▶ Consignes:
A - Répondez à ces questions sur le texte consacré aux lettres de Svâmi Prajnânpad :
(i) En quelle année Frédérick a-t-il écrit la préface ?
(ii) Quel éditeur a publié le premier recueil de lettres traduites en français ?
(iii) Avec quels trois sentiments faut-il, selon la préface, saluer la publication de cette correspondance ?
B - Recopiez le passage du texte consacré aux lettres de Svâmi Prajnânpad qui commence par "Il faut saluer" et se poursuit jusqu'à "l’ensevelissement, de l’oubli.".
C - Poursuivez, s'il vous plaît, le texte consacré aux lettres de Svâmi Prajnânpad à partir de l'endroit où il s'arrête.

▶ Texte présenté:

%%

Cette préface écrite en 1988 par Frédérick pour le premier recueil de lettres de Swamiji traduites en français et publiées par l’Originel Accarias peut être lue et relue. Elle situe les paroles de Swamiji qui s’adresse toujours à une seule personne dans le contexte d’une démarche spirituelle, universelle par définition. Frédérick montre comment les formules souvent lapidaires « aussi claires que des diamants… peuvent prêter à de terribles contresens. » Il donne ainsi une sorte de mode d’emploi des textes qui sont réunis dans ce blog. Bonne lecture.

PREFACE

Il faut saluer la publication d’une partie de la correspondance de Svåmi Prajnânpad avec émotion, reconnaissance et respect, et se réjouir comme si l’on apprenait qu’un monument dont la préservation importe à tous et qui risquait de s’enfoncer dans les sables va être sauvé de l’ensevelissement, de l’oubli.

Alors que nous n’avons accès à l’enseignement du Bouddha que par ce qui, de ses paroles, s’est « retransmis » de concile en concile, à l’enseignement d’un Socrate que par ce que Platon tantôt nous en rapporte, tantôt nous dit ce que, lui, en a compris ou même nous rapporte, comme propos du maître, les conclusions qu’il s’est permis d’en tirer, ici nous avons accès directement à l’enseignement d’un maître puisqu’il s’agit de sa parole écrite et donc non soumise aux infléchissements inévitables, aux interprétations que ne pourrait manquer d’y apporter même le disciple le mieux intentionné.

Ces lettres ont ceci de paradoxal et de merveilleux qu’elles sont universelles et personnelles tout à la fois. Personnelles, au point que l’on se sent parfois comme indiscrets de pénétrer dans le jardin secret d’autrui. Universelles, en ce que Svâmiji qui jamais ne prêche ni n’enseigne ex-cathedra, s’adresse à chacun de nous dans notre langage, en se plaçant à notre niveau et n’acceptant de ne discuter que de nos problèmes les plus immédiats, nous oblige, tout en demeurant ancrés dans le concret, à VOIR, si nous avons le courage d’aller au fond des choses, ce que l’on pourrait appeler la nature ultime de la réalité, qu’en général nous nous refusons à percevoir et accepter.

%%

Extrait d'un fichier de données:
%%

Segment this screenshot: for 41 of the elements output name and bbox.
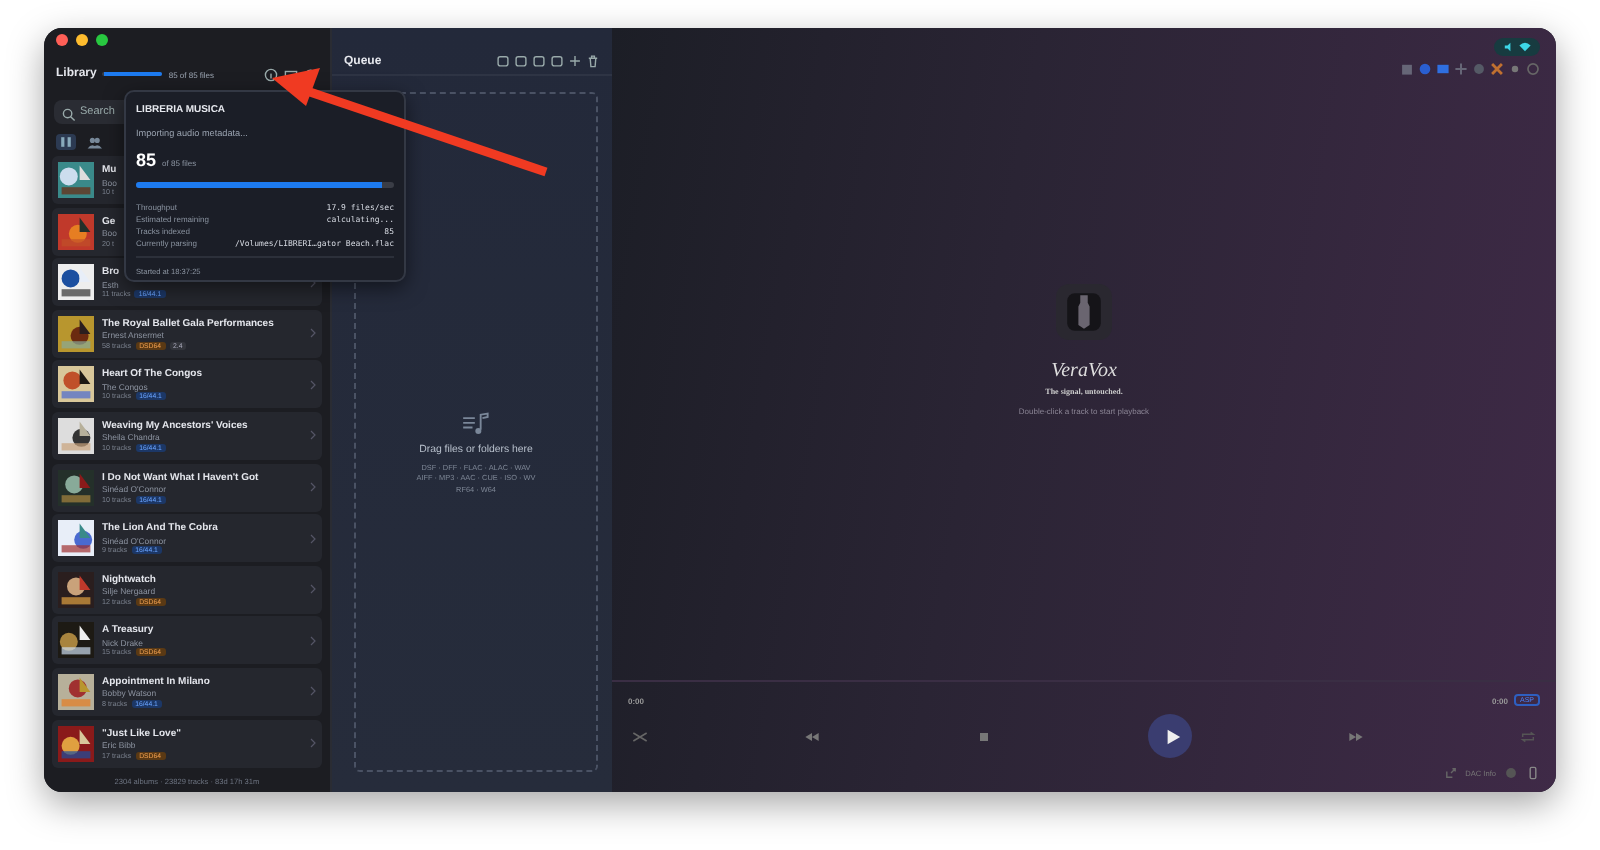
- wifi-icon: [1518, 40, 1532, 54]
- app-name: VeraVox: [1051, 360, 1117, 382]
- app-logo-icon: [1056, 284, 1112, 340]
- play-button[interactable]: [1148, 714, 1192, 758]
- stop-icon[interactable]: [976, 729, 992, 743]
- play-icon: [1163, 727, 1181, 745]
- people-icon[interactable]: [84, 134, 104, 150]
- chevron-icon: [310, 635, 316, 646]
- info-icon[interactable]: [264, 67, 278, 81]
- chevron-icon: [310, 738, 316, 749]
- chevron-icon: [310, 379, 316, 390]
- external-link-icon[interactable]: [1443, 766, 1458, 780]
- circle-icon[interactable]: [1418, 62, 1432, 76]
- status-pill[interactable]: [1494, 38, 1540, 56]
- rewind-icon[interactable]: [804, 729, 820, 743]
- close-button[interactable]: [56, 34, 68, 46]
- chevron-icon: [310, 584, 316, 595]
- chevron-icon: [310, 328, 316, 339]
- imported-count: 85: [136, 150, 157, 170]
- speaker-icon: [1502, 40, 1516, 54]
- calendar-icon[interactable]: [1400, 62, 1414, 76]
- chevron-icon: [310, 482, 316, 493]
- folder-icon[interactable]: [284, 67, 298, 81]
- crosshair-icon[interactable]: [1454, 62, 1468, 76]
- chevron-icon: [310, 533, 316, 544]
- music-list-icon: [462, 411, 490, 435]
- shuffle-icon[interactable]: [632, 729, 648, 743]
- add-icon[interactable]: [568, 54, 582, 68]
- chevron-icon: [310, 430, 316, 441]
- grid-view-icon[interactable]: [56, 134, 76, 150]
- dot-icon[interactable]: [1508, 62, 1522, 76]
- zoom-button[interactable]: [96, 34, 108, 46]
- screen-icon[interactable]: [1436, 62, 1450, 76]
- minimize-button[interactable]: [76, 34, 88, 46]
- cross-icon[interactable]: [1490, 62, 1504, 76]
- help-icon[interactable]: [1526, 62, 1540, 76]
- fast-forward-icon[interactable]: [1348, 729, 1364, 743]
- chevron-icon: [310, 686, 316, 697]
- trash-icon[interactable]: [586, 54, 600, 68]
- remote-icon[interactable]: [1526, 766, 1540, 780]
- search-icon: [62, 107, 76, 121]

%%

▶ Réponses:
A -
(i) En 1988.
(ii) L'Originel Accarias.
(iii) Avec émotion, reconnaissance et respect.

B -
Il faut saluer la publication d’une partie de la correspondance de Svåmi Prajnânpad avec émotion, reconnaissance et respect, et se réjouir comme si l’on apprenait qu’un monument dont la préservation importe à tous et qui risquait de s’enfoncer dans les sables va être sauvé de l’ensevelissement, de l’oubli.

C -
Qu’il me soit permis, à présent, de dire quelques mots sur la difficulté de l’entreprise. Je veux parler de la difficulté de toute traduction. Difficulté qui va croissant quand, d’un texte technique, d’un texte d’information, on passe à un texte littéraire, qui devient presque une gageure, un défi s’il s’agit de poésie et pousse le langage à la limite de ses moyens s’il s’agit d’un enseignement spirituel, lequel par essence tente d’exprimer une vérité qui échappe à la raison et défie le langage.

Il semble qu’une traduction mot à mot, seule convienne, dans la mesure où serrant au plus près le discours de Svâmiji, elle évite les déformations, les distorsions dues à une perception inexacte, une interprétation de son message. Ceci d’autant plus que restant toujours dans le quotidien, le concret, Svâmiji emploie des mots que tout le monde peut comprendre.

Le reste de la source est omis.